DATA FOR PROCESSING:
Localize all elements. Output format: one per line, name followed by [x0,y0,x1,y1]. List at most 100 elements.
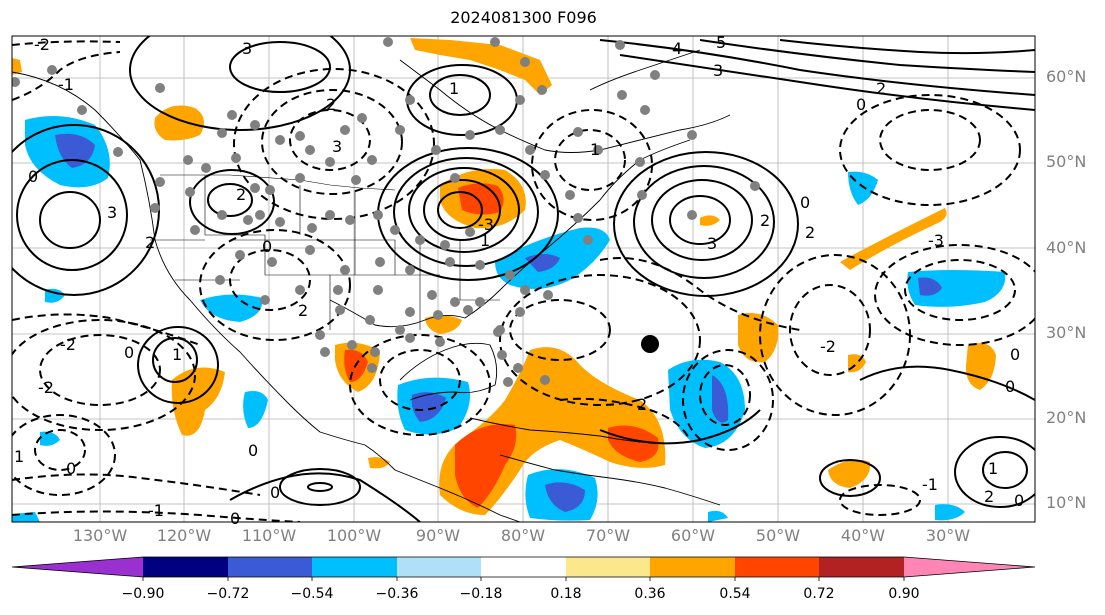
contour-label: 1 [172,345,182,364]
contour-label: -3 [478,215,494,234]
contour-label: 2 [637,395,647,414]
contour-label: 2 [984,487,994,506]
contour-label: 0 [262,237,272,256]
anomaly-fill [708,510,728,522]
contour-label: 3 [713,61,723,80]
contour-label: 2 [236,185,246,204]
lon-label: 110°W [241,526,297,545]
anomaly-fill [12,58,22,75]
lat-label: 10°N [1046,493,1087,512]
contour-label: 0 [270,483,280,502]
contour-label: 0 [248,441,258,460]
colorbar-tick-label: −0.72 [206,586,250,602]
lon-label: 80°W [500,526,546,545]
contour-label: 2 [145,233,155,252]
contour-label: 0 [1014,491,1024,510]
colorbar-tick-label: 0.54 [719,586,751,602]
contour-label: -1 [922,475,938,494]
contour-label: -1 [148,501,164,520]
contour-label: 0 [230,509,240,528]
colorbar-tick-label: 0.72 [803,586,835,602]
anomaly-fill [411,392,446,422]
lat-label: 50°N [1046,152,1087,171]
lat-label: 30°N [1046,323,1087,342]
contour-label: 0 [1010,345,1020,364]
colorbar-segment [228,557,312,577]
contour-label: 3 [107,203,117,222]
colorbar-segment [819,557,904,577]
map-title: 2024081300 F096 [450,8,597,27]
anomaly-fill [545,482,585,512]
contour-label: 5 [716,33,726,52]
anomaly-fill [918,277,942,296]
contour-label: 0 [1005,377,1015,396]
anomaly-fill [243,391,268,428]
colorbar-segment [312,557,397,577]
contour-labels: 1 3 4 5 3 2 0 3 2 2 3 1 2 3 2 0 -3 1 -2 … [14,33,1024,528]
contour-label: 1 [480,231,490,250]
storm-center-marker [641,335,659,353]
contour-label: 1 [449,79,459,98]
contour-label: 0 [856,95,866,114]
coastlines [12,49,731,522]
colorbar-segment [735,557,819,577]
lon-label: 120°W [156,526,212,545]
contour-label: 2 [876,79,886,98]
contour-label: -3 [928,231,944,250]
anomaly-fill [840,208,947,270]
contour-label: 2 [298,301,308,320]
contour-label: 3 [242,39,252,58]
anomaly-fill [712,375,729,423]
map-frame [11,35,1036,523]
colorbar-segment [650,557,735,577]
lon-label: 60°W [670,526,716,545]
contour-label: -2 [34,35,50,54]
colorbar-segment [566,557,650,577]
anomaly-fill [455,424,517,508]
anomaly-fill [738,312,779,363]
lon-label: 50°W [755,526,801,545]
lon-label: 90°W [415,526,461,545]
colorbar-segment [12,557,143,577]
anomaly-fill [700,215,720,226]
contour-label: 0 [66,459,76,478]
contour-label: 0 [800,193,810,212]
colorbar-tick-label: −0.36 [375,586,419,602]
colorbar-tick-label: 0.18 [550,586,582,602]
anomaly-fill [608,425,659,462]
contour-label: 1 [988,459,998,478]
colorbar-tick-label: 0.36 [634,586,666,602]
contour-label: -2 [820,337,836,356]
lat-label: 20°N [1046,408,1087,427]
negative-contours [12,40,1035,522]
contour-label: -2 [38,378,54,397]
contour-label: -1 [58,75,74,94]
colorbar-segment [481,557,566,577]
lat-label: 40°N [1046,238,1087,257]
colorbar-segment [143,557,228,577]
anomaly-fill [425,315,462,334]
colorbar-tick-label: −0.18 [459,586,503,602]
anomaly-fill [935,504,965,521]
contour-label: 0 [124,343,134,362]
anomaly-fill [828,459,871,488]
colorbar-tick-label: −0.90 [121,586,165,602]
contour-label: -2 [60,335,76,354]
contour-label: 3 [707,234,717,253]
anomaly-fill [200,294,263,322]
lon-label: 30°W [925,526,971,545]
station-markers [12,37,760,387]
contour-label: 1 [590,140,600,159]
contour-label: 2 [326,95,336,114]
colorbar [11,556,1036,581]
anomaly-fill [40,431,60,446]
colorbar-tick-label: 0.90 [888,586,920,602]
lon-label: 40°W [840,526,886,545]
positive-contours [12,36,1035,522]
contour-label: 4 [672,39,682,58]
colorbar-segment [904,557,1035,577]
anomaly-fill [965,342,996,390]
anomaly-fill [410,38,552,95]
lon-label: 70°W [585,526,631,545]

DESCRIPTION OF THE TASK: Convert the lines of the items above, from the line containing "contour-label: 1 [172,345,182,364]" through the line containing "contour-label: 0 [800,193,810,212]", both included, into a JSON list of strings, one string per line.

FINAL ANSWER:
[
  "contour-label: 1 [172,345,182,364]",
  "contour-label: -3 [478,215,494,234]",
  "contour-label: 2 [637,395,647,414]",
  "contour-label: 2 [984,487,994,506]",
  "contour-label: 0 [262,237,272,256]",
  "anomaly-fill [708,510,728,522]",
  "contour-label: 3 [713,61,723,80]",
  "contour-label: 2 [236,185,246,204]",
  "lon-label: 110°W [241,526,297,545]",
  "anomaly-fill [12,58,22,75]",
  "lat-label: 10°N [1046,493,1087,512]",
  "contour-label: 0 [270,483,280,502]",
  "contour-label: 0 [248,441,258,460]",
  "colorbar-tick-label: −0.72 [206,586,250,602]",
  "lon-label: 80°W [500,526,546,545]",
  "contour-label: 2 [145,233,155,252]",
  "contour-label: 0 [1014,491,1024,510]",
  "colorbar-tick-label: 0.54 [719,586,751,602]",
  "contour-label: -1 [922,475,938,494]",
  "contour-label: -1 [148,501,164,520]",
  "contour-label: 0 [230,509,240,528]",
  "colorbar-tick-label: 0.72 [803,586,835,602]",
  "anomaly-fill [411,392,446,422]",
  "lat-label: 50°N [1046,152,1087,171]",
  "lat-label: 30°N [1046,323,1087,342]",
  "contour-label: 0 [1010,345,1020,364]",
  "colorbar-segment [228,557,312,577]",
  "contour-label: 3 [107,203,117,222]",
  "colorbar-segment [819,557,904,577]",
  "map-title: 2024081300 F096 [450,8,597,27]",
  "anomaly-fill [545,482,585,512]",
  "contour-label: 5 [716,33,726,52]",
  "anomaly-fill [918,277,942,296]",
  "contour-label: 0 [1005,377,1015,396]",
  "anomaly-fill [243,391,268,428]",
  "colorbar-segment [312,557,397,577]",
  "contour-labels: 1 3 4 5 3 2 0 3 2 2 3 1 2 3 2 0 -3 1 -2 … [14,33,1024,528]",
  "contour-label: 1 [480,231,490,250]",
  "storm-center-marker [641,335,659,353]",
  "contour-label: 1 [449,79,459,98]",
  "contour-label: 0 [856,95,866,114]",
  "coastlines [12,49,731,522]",
  "colorbar-segment [735,557,819,577]",
  "lon-label: 120°W [156,526,212,545]",
  "contour-label: 2 [876,79,886,98]",
  "contour-label: -3 [928,231,944,250]",
  "anomaly-fill [840,208,947,270]",
  "contour-label: 2 [298,301,308,320]",
  "contour-label: 3 [242,39,252,58]",
  "anomaly-fill [712,375,729,423]",
  "map-frame [11,35,1036,523]",
  "colorbar-segment [650,557,735,577]",
  "lon-label: 60°W [670,526,716,545]",
  "contour-label: -2 [34,35,50,54]",
  "colorbar-segment [566,557,650,577]",
  "anomaly-fill [455,424,517,508]",
  "anomaly-fill [738,312,779,363]",
  "lon-label: 50°W [755,526,801,545]",
  "lon-label: 90°W [415,526,461,545]",
  "colorbar-segment [12,557,143,577]",
  "anomaly-fill [700,215,720,226]",
  "contour-label: 0 [66,459,76,478]",
  "contour-label: 0 [800,193,810,212]"
]